Do this: Search the material below for the word "main" and copy every line in which it occurs.

── Entries supplied ──

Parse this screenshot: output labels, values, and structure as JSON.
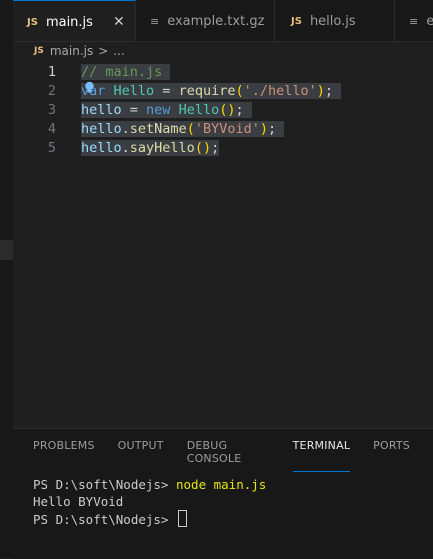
{
  "tabs": [
    {
      "icon": "js-file-icon",
      "badge": "JS",
      "label": "main.js",
      "active": true,
      "close": "✕"
    },
    {
      "icon": "text-file-icon",
      "label": "example.txt.gz"
    },
    {
      "icon": "js-file-icon",
      "badge": "JS",
      "label": "hello.js"
    },
    {
      "icon": "text-file-icon",
      "label": "e"
    }
  ],
  "breadcrumb": {
    "badge": "JS",
    "file": "main.js",
    "sep": ">",
    "rest": "..."
  },
  "editor": {
    "line_numbers": [
      "1",
      "2",
      "3",
      "4",
      "5"
    ],
    "lines": [
      "// main.js",
      "var Hello = require('./hello');",
      "hello = new Hello();",
      "hello.setName('BYVoid');",
      "hello.sayHello();"
    ]
  },
  "panel": {
    "tabs": [
      "PROBLEMS",
      "OUTPUT",
      "DEBUG CONSOLE",
      "TERMINAL",
      "PORTS"
    ],
    "active_tab": "TERMINAL",
    "terminal": {
      "prompt": "PS D:\\soft\\Nodejs> ",
      "command": "node main.js",
      "output": "Hello BYVoid",
      "prompt2": "PS D:\\soft\\Nodejs> "
    }
  },
  "colors": {
    "accent": "#0078d4",
    "background": "#1f1f1f",
    "selection": "#3a3d41"
  }
}
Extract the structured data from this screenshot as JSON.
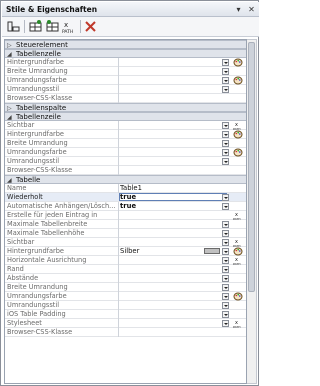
{
  "window": {
    "title": "Stile & Eigenschaften"
  },
  "toolbar": {
    "buttons": [
      "layout-icon",
      "add-style-icon",
      "insert-style-icon",
      "xpath-style-icon",
      "delete-icon"
    ]
  },
  "sections": {
    "steuerelement": "Steuerelement",
    "tabellenzelle": "Tabellenzelle",
    "tabellenspalte": "Tabellenspalte",
    "tabellenzeile": "Tabellenzeile",
    "tabelle": "Tabelle"
  },
  "rows": {
    "r1": "Hintergrundfarbe",
    "r2": "Breite Umrandung",
    "r3": "Umrandungsfarbe",
    "r4": "Umrandungsstil",
    "r5": "Browser-CSS-Klasse",
    "r6": "Sichtbar",
    "r7": "Hintergrundfarbe",
    "r8": "Breite Umrandung",
    "r9": "Umrandungsfarbe",
    "r10": "Umrandungsstil",
    "r11": "Browser-CSS-Klasse",
    "r12": "Name",
    "r13": "Wiederholt",
    "r14": "Automatische Anhängen/Lösch...",
    "r15": "Erstelle für jeden Eintrag in",
    "r16": "Maximale Tabellenbreite",
    "r17": "Maximale Tabellenhöhe",
    "r18": "Sichtbar",
    "r19": "Hintergrundfarbe",
    "r20": "Horizontale Ausrichtung",
    "r21": "Rand",
    "r22": "Abstände",
    "r23": "Breite Umrandung",
    "r24": "Umrandungsfarbe",
    "r25": "Umrandungsstil",
    "r26": "iOS Table Padding",
    "r27": "Stylesheet",
    "r28": "Browser-CSS-Klasse"
  },
  "values": {
    "name": "Table1",
    "wiederholt": "true",
    "auto": "true",
    "hintergrundfarbe": "Silber"
  },
  "colors": {
    "swatch": "#c0c0c0"
  }
}
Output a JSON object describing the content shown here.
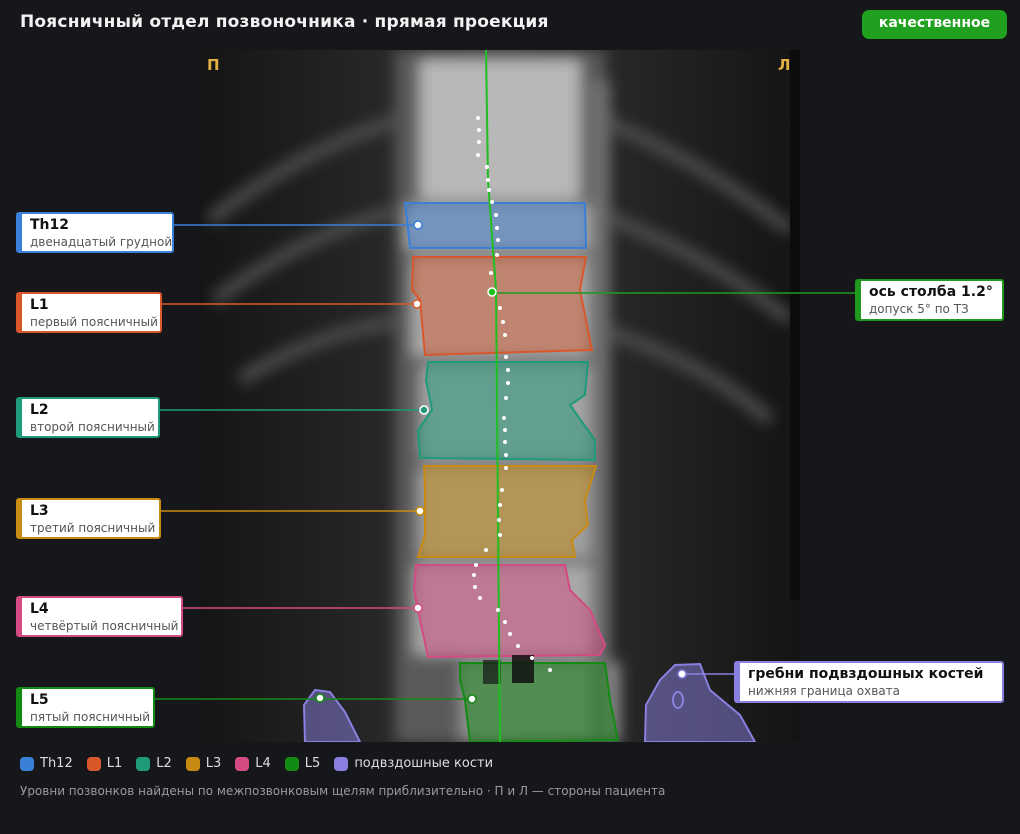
{
  "header": {
    "title": "Поясничный отдел позвоночника · прямая проекция",
    "badge": "качественное"
  },
  "viewer": {
    "orient_left": "П",
    "orient_right": "Л"
  },
  "labels": {
    "th12": {
      "title": "Th12",
      "sub": "двенадцатый грудной",
      "color": "#3a7fd8"
    },
    "l1": {
      "title": "L1",
      "sub": "первый поясничный",
      "color": "#d9582b"
    },
    "l2": {
      "title": "L2",
      "sub": "второй поясничный",
      "color": "#1f9a7a"
    },
    "l3": {
      "title": "L3",
      "sub": "третий поясничный",
      "color": "#c88a10"
    },
    "l4": {
      "title": "L4",
      "sub": "четвёртый поясничный",
      "color": "#d44a82"
    },
    "l5": {
      "title": "L5",
      "sub": "пятый поясничный",
      "color": "#138a13"
    },
    "axis": {
      "title": "ось столба 1.2°",
      "sub": "допуск 5° по ТЗ",
      "color": "#1f9a1f"
    },
    "iliac": {
      "title": "гребни подвздошных костей",
      "sub": "нижняя граница охвата",
      "color": "#8a80e0"
    }
  },
  "legend": [
    {
      "name": "Th12",
      "color": "#3a7fd8"
    },
    {
      "name": "L1",
      "color": "#d9582b"
    },
    {
      "name": "L2",
      "color": "#1f9a7a"
    },
    {
      "name": "L3",
      "color": "#c88a10"
    },
    {
      "name": "L4",
      "color": "#d44a82"
    },
    {
      "name": "L5",
      "color": "#138a13"
    },
    {
      "name": "подвздошные кости",
      "color": "#8a80e0"
    }
  ],
  "footer": "Уровни позвонков найдены по межпозвонковым щелям приблизительно · П и Л — стороны пациента"
}
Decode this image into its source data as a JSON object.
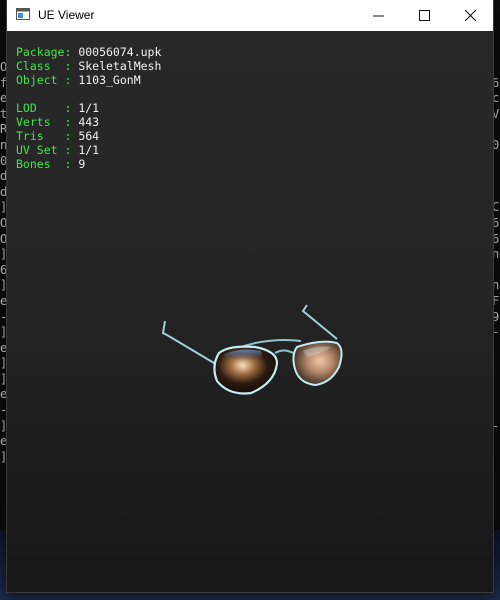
{
  "window": {
    "title": "UE Viewer"
  },
  "info_lines": [
    {
      "key": "Package: ",
      "value": "00056074.upk"
    },
    {
      "key": "Class  : ",
      "value": "SkeletalMesh"
    },
    {
      "key": "Object : ",
      "value": "1103_GonM"
    }
  ],
  "stats_lines": [
    {
      "key": "LOD    : ",
      "value": "1/1"
    },
    {
      "key": "Verts  : ",
      "value": "443"
    },
    {
      "key": "Tris   : ",
      "value": "564"
    },
    {
      "key": "UV Set : ",
      "value": "1/1"
    },
    {
      "key": "Bones  : ",
      "value": "9"
    }
  ],
  "background": {
    "left_console": "O\nf\ne\nt\nR\nn\n0\nd\nd\n]\nO\nO\n]\n6\n]\ne\n-\n]\ne\n]\n]\ne\n-\n]\ne\n]",
    "right_console": "\n6\nc\nV\n\n0\n\n\n\nC\n6\n6\nn\n\nn\nF\n9\n-\n\n\n\n\n\n-"
  },
  "icons": [
    "window-app-icon",
    "minimize-icon",
    "maximize-icon",
    "close-icon"
  ],
  "colors": {
    "label_green": "#3ee84a",
    "value_white": "#f2f2f2",
    "viewport_bg": "#262626"
  }
}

───

Answer for the task:
      "label": "main.js",
    "file": "main.js",
      "// main.js",
      "command": "node main.js",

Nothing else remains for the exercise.